● Stated goal
Repeat every record exactly, but keep images out of the copy.
--- BEGIN Exercise input ---
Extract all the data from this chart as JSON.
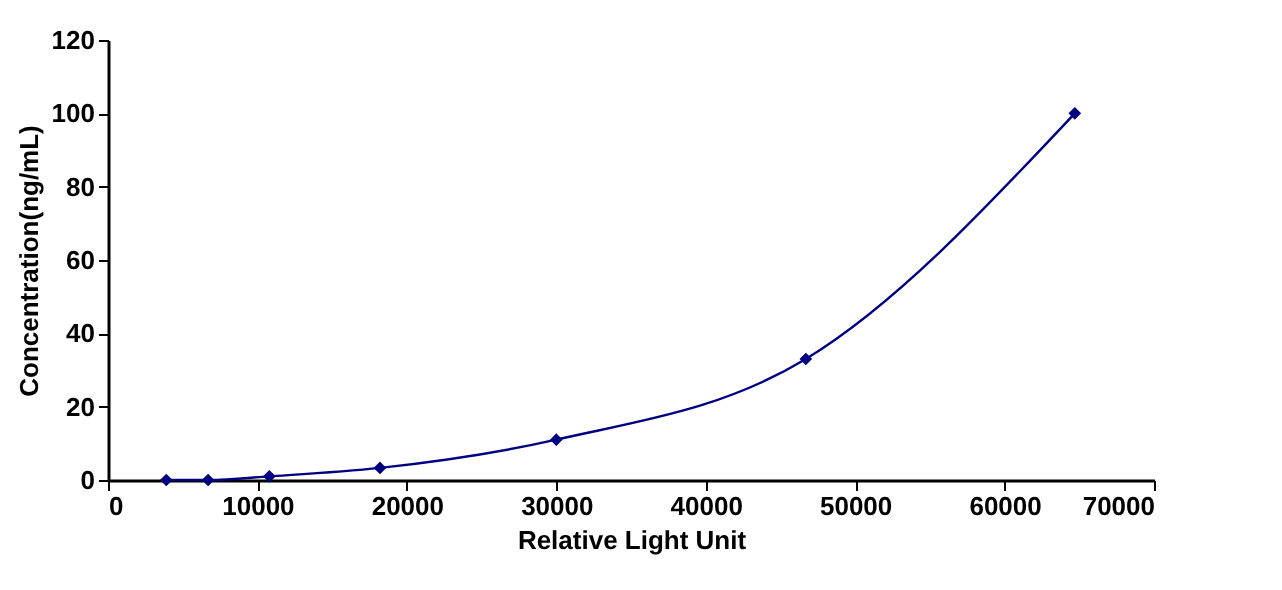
{
  "chart_data": {
    "type": "line",
    "xlabel": "Relative Light Unit",
    "ylabel": "Concentration(ng/mL)",
    "x": [
      3900,
      6700,
      10800,
      18200,
      30000,
      46700,
      64700
    ],
    "series": [
      {
        "color": "#000080",
        "values": [
          0,
          0,
          1,
          3.3,
          11,
          33,
          100
        ]
      }
    ],
    "xlim": [
      0,
      70000
    ],
    "xticks": [
      0,
      10000,
      20000,
      30000,
      40000,
      50000,
      60000,
      70000
    ],
    "ylim": [
      0,
      120
    ],
    "yticks": [
      0,
      20,
      40,
      60,
      80,
      100,
      120
    ],
    "grid": false,
    "marker": "diamond",
    "line_style": "solid"
  }
}
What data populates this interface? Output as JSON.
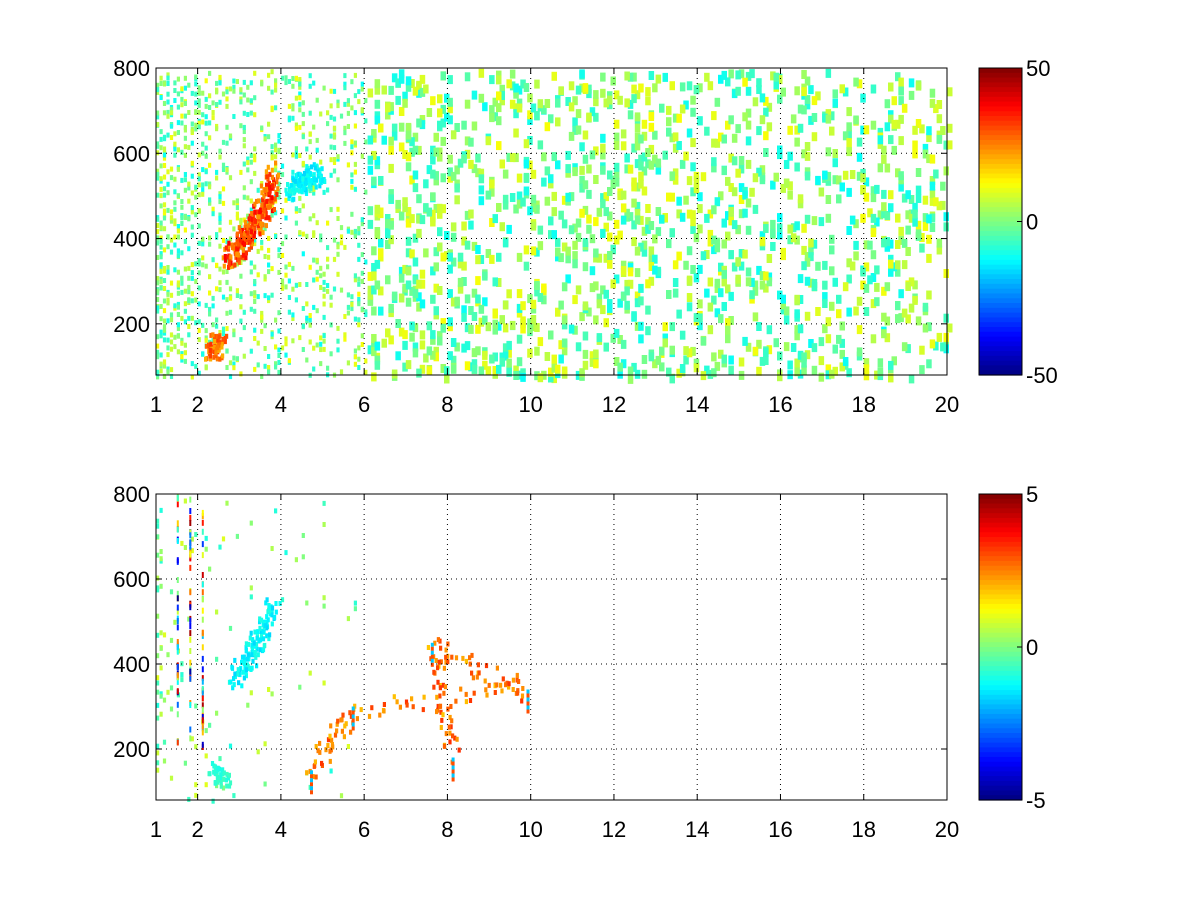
{
  "chart_data": [
    {
      "type": "heatmap",
      "title": "",
      "xlabel": "",
      "ylabel": "",
      "xlim": [
        1,
        20
      ],
      "ylim": [
        80,
        800
      ],
      "x_ticks": [
        "1",
        "2",
        "4",
        "6",
        "8",
        "10",
        "12",
        "14",
        "16",
        "18",
        "20"
      ],
      "x_tick_values": [
        1,
        2,
        4,
        6,
        8,
        10,
        12,
        14,
        16,
        18,
        20
      ],
      "y_ticks": [
        "200",
        "400",
        "600",
        "800"
      ],
      "y_tick_values": [
        200,
        400,
        600,
        800
      ],
      "grid": true,
      "colormap": "jet",
      "colorbar": {
        "min": -50,
        "max": 50,
        "ticks": [
          "50",
          "0",
          "-50"
        ],
        "tick_values": [
          50,
          0,
          -50
        ]
      },
      "features": [
        {
          "desc": "strong positive ridge",
          "points": [
            [
              2.7,
              360
            ],
            [
              3.0,
              390
            ],
            [
              3.3,
              430
            ],
            [
              3.6,
              480
            ],
            [
              3.8,
              560
            ]
          ],
          "value": 35
        },
        {
          "desc": "negative lobe",
          "points": [
            [
              4.2,
              520
            ],
            [
              4.6,
              540
            ],
            [
              4.9,
              560
            ]
          ],
          "value": -15
        },
        {
          "desc": "low-y positive patch",
          "points": [
            [
              2.3,
              130
            ],
            [
              2.5,
              170
            ]
          ],
          "value": 30
        }
      ],
      "background_value_range": [
        -12,
        12
      ]
    },
    {
      "type": "heatmap",
      "title": "",
      "xlabel": "",
      "ylabel": "",
      "xlim": [
        1,
        20
      ],
      "ylim": [
        80,
        800
      ],
      "x_ticks": [
        "1",
        "2",
        "4",
        "6",
        "8",
        "10",
        "12",
        "14",
        "16",
        "18",
        "20"
      ],
      "x_tick_values": [
        1,
        2,
        4,
        6,
        8,
        10,
        12,
        14,
        16,
        18,
        20
      ],
      "y_ticks": [
        "200",
        "400",
        "600",
        "800"
      ],
      "y_tick_values": [
        200,
        400,
        600,
        800
      ],
      "grid": true,
      "colormap": "jet",
      "colorbar": {
        "min": -5,
        "max": 5,
        "ticks": [
          "5",
          "0",
          "-5"
        ],
        "tick_values": [
          5,
          0,
          -5
        ]
      },
      "features": [
        {
          "desc": "weak negative ridge",
          "points": [
            [
              2.9,
              370
            ],
            [
              3.2,
              420
            ],
            [
              3.5,
              480
            ],
            [
              3.8,
              540
            ]
          ],
          "value": -1.5
        },
        {
          "desc": "low-y patch",
          "points": [
            [
              2.4,
              150
            ],
            [
              2.6,
              130
            ]
          ],
          "value": -1
        },
        {
          "desc": "isolated spikes",
          "points": [
            [
              4.7,
              150
            ],
            [
              5.7,
              300
            ],
            [
              9.9,
              340
            ],
            [
              7.6,
              450
            ],
            [
              8.1,
              180
            ]
          ],
          "value": 3
        }
      ],
      "background_value_range": [
        -1,
        1
      ]
    }
  ]
}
--- END Exercise input ---
● Solution for this exercise
Extract all the data from this chart as JSON.
{
  "chart_data": {
    "type": "line",
    "xlabel": "Relative Light Unit",
    "ylabel": "Concentration(ng/mL)",
    "x": [
      3900,
      6700,
      10800,
      18200,
      30000,
      46700,
      64700
    ],
    "series": [
      {
        "color": "#000080",
        "values": [
          0,
          0,
          1,
          3.3,
          11,
          33,
          100
        ]
      }
    ],
    "xlim": [
      0,
      70000
    ],
    "xticks": [
      0,
      10000,
      20000,
      30000,
      40000,
      50000,
      60000,
      70000
    ],
    "ylim": [
      0,
      120
    ],
    "yticks": [
      0,
      20,
      40,
      60,
      80,
      100,
      120
    ],
    "grid": false,
    "marker": "diamond",
    "line_style": "solid"
  }
}
What data populates this interface? Output as JSON.
{
  "chart_data": [
    {
      "type": "heatmap",
      "title": "",
      "xlabel": "",
      "ylabel": "",
      "xlim": [
        1,
        20
      ],
      "ylim": [
        80,
        800
      ],
      "x_ticks": [
        "1",
        "2",
        "4",
        "6",
        "8",
        "10",
        "12",
        "14",
        "16",
        "18",
        "20"
      ],
      "x_tick_values": [
        1,
        2,
        4,
        6,
        8,
        10,
        12,
        14,
        16,
        18,
        20
      ],
      "y_ticks": [
        "200",
        "400",
        "600",
        "800"
      ],
      "y_tick_values": [
        200,
        400,
        600,
        800
      ],
      "grid": true,
      "colormap": "jet",
      "colorbar": {
        "min": -50,
        "max": 50,
        "ticks": [
          "50",
          "0",
          "-50"
        ],
        "tick_values": [
          50,
          0,
          -50
        ]
      },
      "features": [
        {
          "desc": "strong positive ridge",
          "points": [
            [
              2.7,
              360
            ],
            [
              3.0,
              390
            ],
            [
              3.3,
              430
            ],
            [
              3.6,
              480
            ],
            [
              3.8,
              560
            ]
          ],
          "value": 35
        },
        {
          "desc": "negative lobe",
          "points": [
            [
              4.2,
              520
            ],
            [
              4.6,
              540
            ],
            [
              4.9,
              560
            ]
          ],
          "value": -15
        },
        {
          "desc": "low-y positive patch",
          "points": [
            [
              2.3,
              130
            ],
            [
              2.5,
              170
            ]
          ],
          "value": 30
        }
      ],
      "background_value_range": [
        -12,
        12
      ]
    },
    {
      "type": "heatmap",
      "title": "",
      "xlabel": "",
      "ylabel": "",
      "xlim": [
        1,
        20
      ],
      "ylim": [
        80,
        800
      ],
      "x_ticks": [
        "1",
        "2",
        "4",
        "6",
        "8",
        "10",
        "12",
        "14",
        "16",
        "18",
        "20"
      ],
      "x_tick_values": [
        1,
        2,
        4,
        6,
        8,
        10,
        12,
        14,
        16,
        18,
        20
      ],
      "y_ticks": [
        "200",
        "400",
        "600",
        "800"
      ],
      "y_tick_values": [
        200,
        400,
        600,
        800
      ],
      "grid": true,
      "colormap": "jet",
      "colorbar": {
        "min": -5,
        "max": 5,
        "ticks": [
          "5",
          "0",
          "-5"
        ],
        "tick_values": [
          5,
          0,
          -5
        ]
      },
      "features": [
        {
          "desc": "weak negative ridge",
          "points": [
            [
              2.9,
              370
            ],
            [
              3.2,
              420
            ],
            [
              3.5,
              480
            ],
            [
              3.8,
              540
            ]
          ],
          "value": -1.5
        },
        {
          "desc": "low-y patch",
          "points": [
            [
              2.4,
              150
            ],
            [
              2.6,
              130
            ]
          ],
          "value": -1
        },
        {
          "desc": "isolated spikes",
          "points": [
            [
              4.7,
              150
            ],
            [
              5.7,
              300
            ],
            [
              9.9,
              340
            ],
            [
              7.6,
              450
            ],
            [
              8.1,
              180
            ]
          ],
          "value": 3
        }
      ],
      "background_value_range": [
        -1,
        1
      ]
    }
  ]
}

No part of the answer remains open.